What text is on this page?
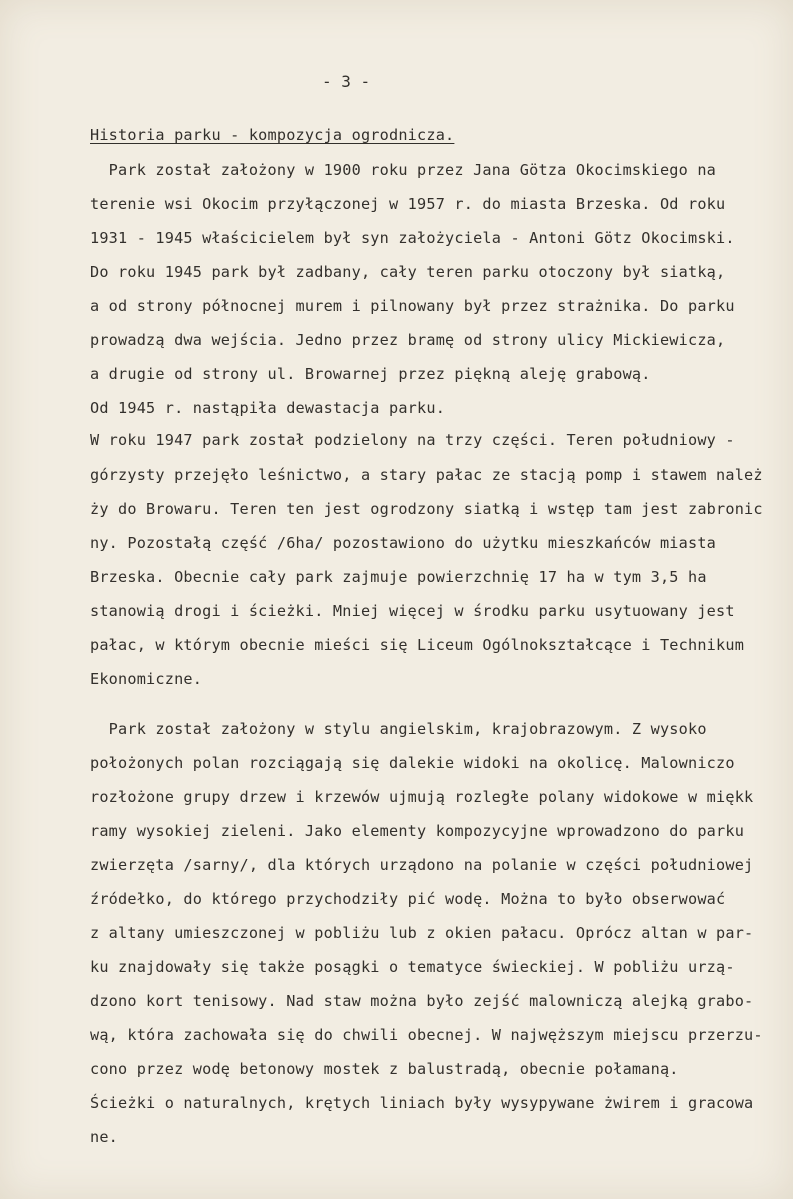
- 3 -
Historia parku - kompozycja ogrodnicza.
Park został założony w 1900 roku przez Jana Götza Okocimskiego na
terenie wsi Okocim przyłączonej w 1957 r. do miasta Brzeska. Od roku
1931 - 1945 właścicielem był syn założyciela - Antoni Götz Okocimski.
Do roku 1945 park był zadbany, cały teren parku otoczony był siatką,
a od strony północnej murem i pilnowany był przez strażnika. Do parku
prowadzą dwa wejścia. Jedno przez bramę od strony ulicy Mickiewicza,
a drugie od strony ul. Browarnej przez piękną aleję grabową.
Od 1945 r. nastąpiła dewastacja parku.
W roku 1947 park został podzielony na trzy części. Teren południowy -
górzysty przejęło leśnictwo, a stary pałac ze stacją pomp i stawem należ
ży do Browaru. Teren ten jest ogrodzony siatką i wstęp tam jest zabronic
ny. Pozostałą część /6ha/ pozostawiono do użytku mieszkańców miasta
Brzeska. Obecnie cały park zajmuje powierzchnię 17 ha w tym 3,5 ha
stanowią drogi i ścieżki. Mniej więcej w środku parku usytuowany jest
pałac, w którym obecnie mieści się Liceum Ogólnokształcące i Technikum
Ekonomiczne.
Park został założony w stylu angielskim, krajobrazowym. Z wysoko
położonych polan rozciągają się dalekie widoki na okolicę. Malowniczo
rozłożone grupy drzew i krzewów ujmują rozległe polany widokowe w miękk
ramy wysokiej zieleni. Jako elementy kompozycyjne wprowadzono do parku
zwierzęta /sarny/, dla których urządono na polanie w części południowej
źródełko, do którego przychodziły pić wodę. Można to było obserwować
z altany umieszczonej w pobliżu lub z okien pałacu. Oprócz altan w par-
ku znajdowały się także posągki o tematyce świeckiej. W pobliżu urzą-
dzono kort tenisowy. Nad staw można było zejść malowniczą alejką grabo-
wą, która zachowała się do chwili obecnej. W najwęższym miejscu przerzu-
cono przez wodę betonowy mostek z balustradą, obecnie połamaną.
Ścieżki o naturalnych, krętych liniach były wysypywane żwirem i gracowa
ne.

· · · · · · ·

TASK DESCRIPTION:
Output all of the data exactly as it stands, minus any images.

SOLVED EXERCISE:
What text is on this page?
- 3 -
Historia parku - kompozycja ogrodnicza.
Park został założony w 1900 roku przez Jana Götza Okocimskiego na
terenie wsi Okocim przyłączonej w 1957 r. do miasta Brzeska. Od roku
1931 - 1945 właścicielem był syn założyciela - Antoni Götz Okocimski.
Do roku 1945 park był zadbany, cały teren parku otoczony był siatką,
a od strony północnej murem i pilnowany był przez strażnika. Do parku
prowadzą dwa wejścia. Jedno przez bramę od strony ulicy Mickiewicza,
a drugie od strony ul. Browarnej przez piękną aleję grabową.
Od 1945 r. nastąpiła dewastacja parku.
W roku 1947 park został podzielony na trzy części. Teren południowy -
górzysty przejęło leśnictwo, a stary pałac ze stacją pomp i stawem należ
ży do Browaru. Teren ten jest ogrodzony siatką i wstęp tam jest zabronic
ny. Pozostałą część /6ha/ pozostawiono do użytku mieszkańców miasta
Brzeska. Obecnie cały park zajmuje powierzchnię 17 ha w tym 3,5 ha
stanowią drogi i ścieżki. Mniej więcej w środku parku usytuowany jest
pałac, w którym obecnie mieści się Liceum Ogólnokształcące i Technikum
Ekonomiczne.
Park został założony w stylu angielskim, krajobrazowym. Z wysoko
położonych polan rozciągają się dalekie widoki na okolicę. Malowniczo
rozłożone grupy drzew i krzewów ujmują rozległe polany widokowe w miękk
ramy wysokiej zieleni. Jako elementy kompozycyjne wprowadzono do parku
zwierzęta /sarny/, dla których urządono na polanie w części południowej
źródełko, do którego przychodziły pić wodę. Można to było obserwować
z altany umieszczonej w pobliżu lub z okien pałacu. Oprócz altan w par-
ku znajdowały się także posągki o tematyce świeckiej. W pobliżu urzą-
dzono kort tenisowy. Nad staw można było zejść malowniczą alejką grabo-
wą, która zachowała się do chwili obecnej. W najwęższym miejscu przerzu-
cono przez wodę betonowy mostek z balustradą, obecnie połamaną.
Ścieżki o naturalnych, krętych liniach były wysypywane żwirem i gracowa
ne.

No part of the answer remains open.